(Collected data)
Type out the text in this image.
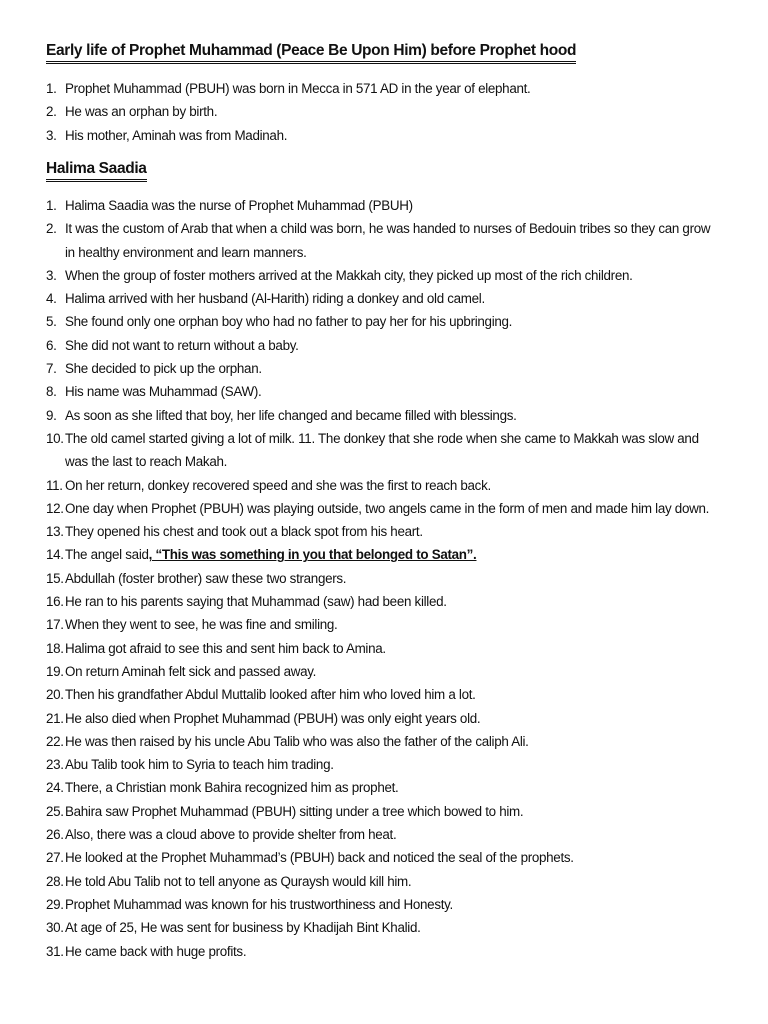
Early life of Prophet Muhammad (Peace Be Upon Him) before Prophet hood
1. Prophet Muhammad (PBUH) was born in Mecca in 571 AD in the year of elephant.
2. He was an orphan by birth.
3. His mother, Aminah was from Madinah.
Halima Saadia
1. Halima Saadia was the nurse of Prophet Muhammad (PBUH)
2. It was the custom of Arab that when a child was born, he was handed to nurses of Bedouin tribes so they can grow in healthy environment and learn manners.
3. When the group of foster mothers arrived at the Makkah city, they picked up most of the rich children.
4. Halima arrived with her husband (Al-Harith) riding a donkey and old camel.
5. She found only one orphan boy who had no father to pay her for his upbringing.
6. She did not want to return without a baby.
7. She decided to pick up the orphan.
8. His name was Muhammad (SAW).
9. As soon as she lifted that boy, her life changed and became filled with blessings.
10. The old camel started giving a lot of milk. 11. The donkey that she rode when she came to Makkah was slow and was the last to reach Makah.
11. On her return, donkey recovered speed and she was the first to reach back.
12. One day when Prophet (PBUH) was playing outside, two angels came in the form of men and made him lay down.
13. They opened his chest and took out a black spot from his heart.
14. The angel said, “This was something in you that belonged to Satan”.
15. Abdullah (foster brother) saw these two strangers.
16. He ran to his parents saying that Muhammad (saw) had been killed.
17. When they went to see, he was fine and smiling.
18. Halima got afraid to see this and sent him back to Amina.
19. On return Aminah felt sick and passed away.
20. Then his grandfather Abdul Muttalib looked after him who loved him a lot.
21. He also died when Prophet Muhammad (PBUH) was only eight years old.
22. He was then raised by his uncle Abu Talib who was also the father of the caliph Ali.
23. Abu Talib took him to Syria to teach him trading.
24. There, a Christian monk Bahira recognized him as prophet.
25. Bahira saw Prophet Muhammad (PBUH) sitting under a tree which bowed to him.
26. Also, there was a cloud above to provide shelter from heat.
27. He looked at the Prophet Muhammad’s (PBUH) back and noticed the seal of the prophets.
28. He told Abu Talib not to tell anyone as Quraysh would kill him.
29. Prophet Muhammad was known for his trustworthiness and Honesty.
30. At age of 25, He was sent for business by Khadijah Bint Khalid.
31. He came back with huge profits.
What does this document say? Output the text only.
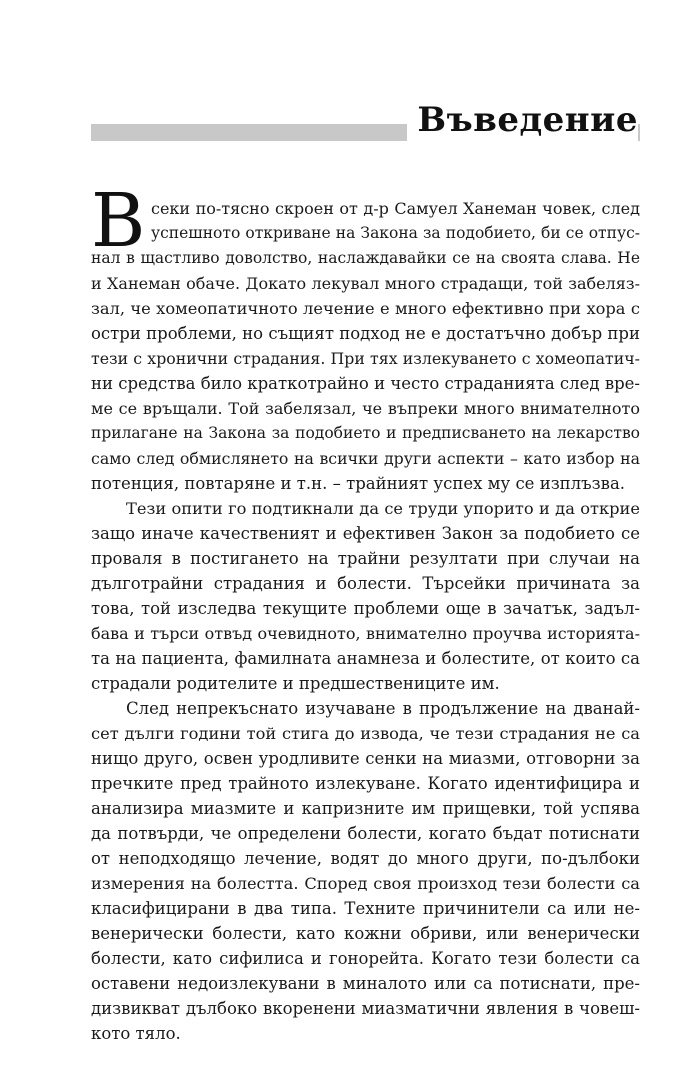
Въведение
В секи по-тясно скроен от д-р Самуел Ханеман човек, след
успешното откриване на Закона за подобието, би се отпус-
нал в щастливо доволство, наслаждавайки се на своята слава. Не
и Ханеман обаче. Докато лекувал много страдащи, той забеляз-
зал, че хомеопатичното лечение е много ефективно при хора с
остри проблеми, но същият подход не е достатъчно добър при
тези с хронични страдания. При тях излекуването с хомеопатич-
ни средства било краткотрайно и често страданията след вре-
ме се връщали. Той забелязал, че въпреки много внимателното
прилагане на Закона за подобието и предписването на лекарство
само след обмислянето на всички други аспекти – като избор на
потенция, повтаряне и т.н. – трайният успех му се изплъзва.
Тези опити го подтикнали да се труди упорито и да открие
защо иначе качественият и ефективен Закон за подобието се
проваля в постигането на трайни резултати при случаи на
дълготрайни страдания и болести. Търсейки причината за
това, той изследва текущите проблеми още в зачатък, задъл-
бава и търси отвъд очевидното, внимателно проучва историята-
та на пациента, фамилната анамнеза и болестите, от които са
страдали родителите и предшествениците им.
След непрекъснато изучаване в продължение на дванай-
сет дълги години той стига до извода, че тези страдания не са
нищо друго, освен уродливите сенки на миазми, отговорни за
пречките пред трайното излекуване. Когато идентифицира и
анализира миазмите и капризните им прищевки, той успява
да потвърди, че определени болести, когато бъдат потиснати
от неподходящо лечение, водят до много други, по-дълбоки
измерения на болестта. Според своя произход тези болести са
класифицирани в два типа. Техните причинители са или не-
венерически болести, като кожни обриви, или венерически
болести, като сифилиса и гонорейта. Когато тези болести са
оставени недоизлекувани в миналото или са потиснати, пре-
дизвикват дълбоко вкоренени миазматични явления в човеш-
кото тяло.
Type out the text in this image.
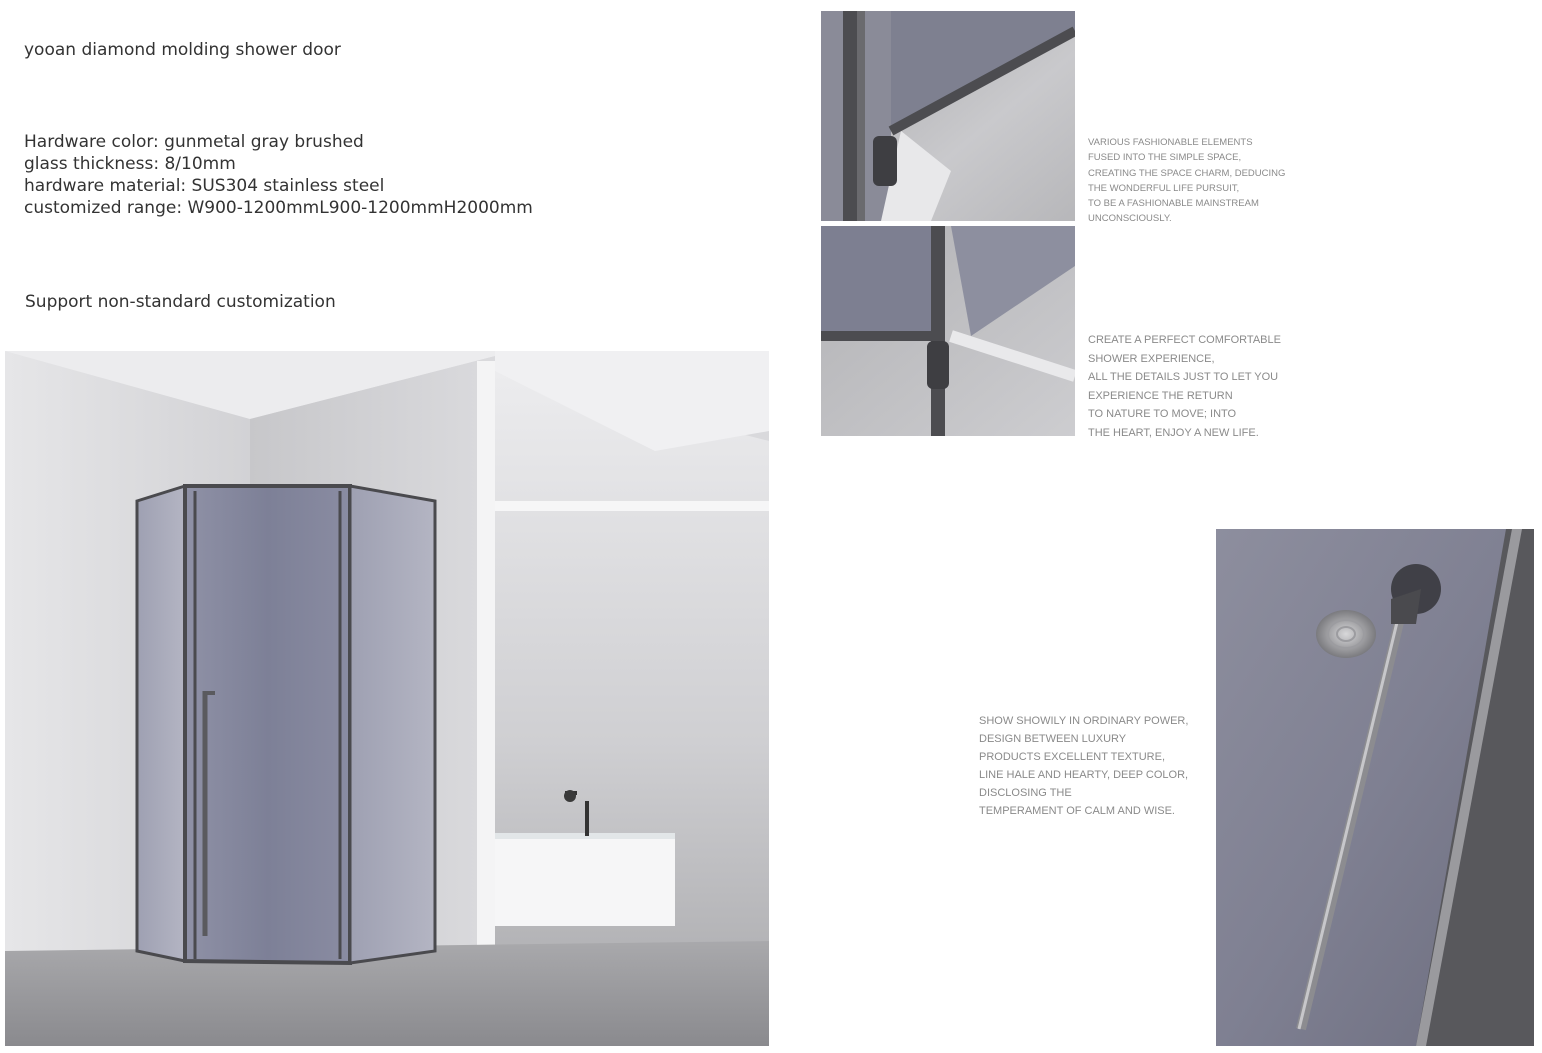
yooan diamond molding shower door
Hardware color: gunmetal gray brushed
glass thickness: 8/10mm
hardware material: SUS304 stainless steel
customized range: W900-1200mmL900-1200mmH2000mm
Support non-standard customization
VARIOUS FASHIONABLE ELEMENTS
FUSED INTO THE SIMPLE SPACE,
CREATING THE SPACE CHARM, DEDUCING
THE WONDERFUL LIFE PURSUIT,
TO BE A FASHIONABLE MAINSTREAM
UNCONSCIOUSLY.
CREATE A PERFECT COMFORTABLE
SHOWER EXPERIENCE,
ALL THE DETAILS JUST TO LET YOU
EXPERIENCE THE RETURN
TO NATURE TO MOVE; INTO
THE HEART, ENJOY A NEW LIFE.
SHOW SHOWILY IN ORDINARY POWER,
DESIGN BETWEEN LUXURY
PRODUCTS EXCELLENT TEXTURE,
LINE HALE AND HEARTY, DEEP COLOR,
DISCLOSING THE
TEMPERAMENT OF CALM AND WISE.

**Task to carry out**
Print all the records again exactly; do not include any picture.

**Response to the exercise**
Type out the text in this image.
Early life of Prophet Muhammad (Peace Be Upon Him) before Prophet hood
1. Prophet Muhammad (PBUH) was born in Mecca in 571 AD in the year of elephant.
2. He was an orphan by birth.
3. His mother, Aminah was from Madinah.
Halima Saadia
1. Halima Saadia was the nurse of Prophet Muhammad (PBUH)
2. It was the custom of Arab that when a child was born, he was handed to nurses of Bedouin tribes so they can grow in healthy environment and learn manners.
3. When the group of foster mothers arrived at the Makkah city, they picked up most of the rich children.
4. Halima arrived with her husband (Al-Harith) riding a donkey and old camel.
5. She found only one orphan boy who had no father to pay her for his upbringing.
6. She did not want to return without a baby.
7. She decided to pick up the orphan.
8. His name was Muhammad (SAW).
9. As soon as she lifted that boy, her life changed and became filled with blessings.
10. The old camel started giving a lot of milk. 11. The donkey that she rode when she came to Makkah was slow and was the last to reach Makah.
11. On her return, donkey recovered speed and she was the first to reach back.
12. One day when Prophet (PBUH) was playing outside, two angels came in the form of men and made him lay down.
13. They opened his chest and took out a black spot from his heart.
14. The angel said, “This was something in you that belonged to Satan”.
15. Abdullah (foster brother) saw these two strangers.
16. He ran to his parents saying that Muhammad (saw) had been killed.
17. When they went to see, he was fine and smiling.
18. Halima got afraid to see this and sent him back to Amina.
19. On return Aminah felt sick and passed away.
20. Then his grandfather Abdul Muttalib looked after him who loved him a lot.
21. He also died when Prophet Muhammad (PBUH) was only eight years old.
22. He was then raised by his uncle Abu Talib who was also the father of the caliph Ali.
23. Abu Talib took him to Syria to teach him trading.
24. There, a Christian monk Bahira recognized him as prophet.
25. Bahira saw Prophet Muhammad (PBUH) sitting under a tree which bowed to him.
26. Also, there was a cloud above to provide shelter from heat.
27. He looked at the Prophet Muhammad’s (PBUH) back and noticed the seal of the prophets.
28. He told Abu Talib not to tell anyone as Quraysh would kill him.
29. Prophet Muhammad was known for his trustworthiness and Honesty.
30. At age of 25, He was sent for business by Khadijah Bint Khalid.
31. He came back with huge profits.
What does this document say? Output the text only.
Въведение
В секи по-тясно скроен от д-р Самуел Ханеман човек, след
успешното откриване на Закона за подобието, би се отпус-
нал в щастливо доволство, наслаждавайки се на своята слава. Не
и Ханеман обаче. Докато лекувал много страдащи, той забеляз-
зал, че хомеопатичното лечение е много ефективно при хора с
остри проблеми, но същият подход не е достатъчно добър при
тези с хронични страдания. При тях излекуването с хомеопатич-
ни средства било краткотрайно и често страданията след вре-
ме се връщали. Той забелязал, че въпреки много внимателното
прилагане на Закона за подобието и предписването на лекарство
само след обмислянето на всички други аспекти – като избор на
потенция, повтаряне и т.н. – трайният успех му се изплъзва.
Тези опити го подтикнали да се труди упорито и да открие
защо иначе качественият и ефективен Закон за подобието се
проваля в постигането на трайни резултати при случаи на
дълготрайни страдания и болести. Търсейки причината за
това, той изследва текущите проблеми още в зачатък, задъл-
бава и търси отвъд очевидното, внимателно проучва историята-
та на пациента, фамилната анамнеза и болестите, от които са
страдали родителите и предшествениците им.
След непрекъснато изучаване в продължение на дванай-
сет дълги години той стига до извода, че тези страдания не са
нищо друго, освен уродливите сенки на миазми, отговорни за
пречките пред трайното излекуване. Когато идентифицира и
анализира миазмите и капризните им прищевки, той успява
да потвърди, че определени болести, когато бъдат потиснати
от неподходящо лечение, водят до много други, по-дълбоки
измерения на болестта. Според своя произход тези болести са
класифицирани в два типа. Техните причинители са или не-
венерически болести, като кожни обриви, или венерически
болести, като сифилиса и гонорейта. Когато тези болести са
оставени недоизлекувани в миналото или са потиснати, пре-
дизвикват дълбоко вкоренени миазматични явления в човеш-
кото тяло.
Type out the text in this image.
yooan diamond molding shower door
Hardware color: gunmetal gray brushed
glass thickness: 8/10mm
hardware material: SUS304 stainless steel
customized range: W900-1200mmL900-1200mmH2000mm
Support non-standard customization
VARIOUS FASHIONABLE ELEMENTS
FUSED INTO THE SIMPLE SPACE,
CREATING THE SPACE CHARM, DEDUCING
THE WONDERFUL LIFE PURSUIT,
TO BE A FASHIONABLE MAINSTREAM
UNCONSCIOUSLY.
CREATE A PERFECT COMFORTABLE
SHOWER EXPERIENCE,
ALL THE DETAILS JUST TO LET YOU
EXPERIENCE THE RETURN
TO NATURE TO MOVE; INTO
THE HEART, ENJOY A NEW LIFE.
SHOW SHOWILY IN ORDINARY POWER,
DESIGN BETWEEN LUXURY
PRODUCTS EXCELLENT TEXTURE,
LINE HALE AND HEARTY, DEEP COLOR,
DISCLOSING THE
TEMPERAMENT OF CALM AND WISE.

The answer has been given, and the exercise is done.